_Aim_
In the data below, find every line that has the string "Показатели", and copy it.

Rows from a dataset:
"""

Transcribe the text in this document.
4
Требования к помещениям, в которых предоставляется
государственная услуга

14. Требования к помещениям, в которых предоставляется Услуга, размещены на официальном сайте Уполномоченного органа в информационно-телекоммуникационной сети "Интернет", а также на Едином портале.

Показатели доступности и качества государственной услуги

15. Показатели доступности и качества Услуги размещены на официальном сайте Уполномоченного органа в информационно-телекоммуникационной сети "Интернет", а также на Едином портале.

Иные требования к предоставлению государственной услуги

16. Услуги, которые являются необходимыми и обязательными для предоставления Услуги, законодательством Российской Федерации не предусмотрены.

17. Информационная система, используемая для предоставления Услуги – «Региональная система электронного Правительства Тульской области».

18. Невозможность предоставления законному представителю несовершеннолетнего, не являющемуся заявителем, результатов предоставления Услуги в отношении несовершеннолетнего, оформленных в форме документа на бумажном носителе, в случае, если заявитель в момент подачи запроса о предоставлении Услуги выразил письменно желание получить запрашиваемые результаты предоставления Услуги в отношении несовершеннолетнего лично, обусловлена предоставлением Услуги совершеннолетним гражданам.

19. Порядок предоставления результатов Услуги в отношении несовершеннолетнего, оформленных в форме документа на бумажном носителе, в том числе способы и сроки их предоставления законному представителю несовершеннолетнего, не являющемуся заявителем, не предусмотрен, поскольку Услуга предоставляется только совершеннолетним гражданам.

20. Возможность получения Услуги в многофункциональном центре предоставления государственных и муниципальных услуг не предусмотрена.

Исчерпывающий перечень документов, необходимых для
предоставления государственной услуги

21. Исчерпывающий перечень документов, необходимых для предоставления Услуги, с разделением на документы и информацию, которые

"""

_Written response_
Показатели доступности и качества государственной услуги
15. Показатели доступности и качества Услуги размещены на официальном сайте Уполномоченного органа в информационно-телекоммуникационной сети "Интернет", а также на Едином портале.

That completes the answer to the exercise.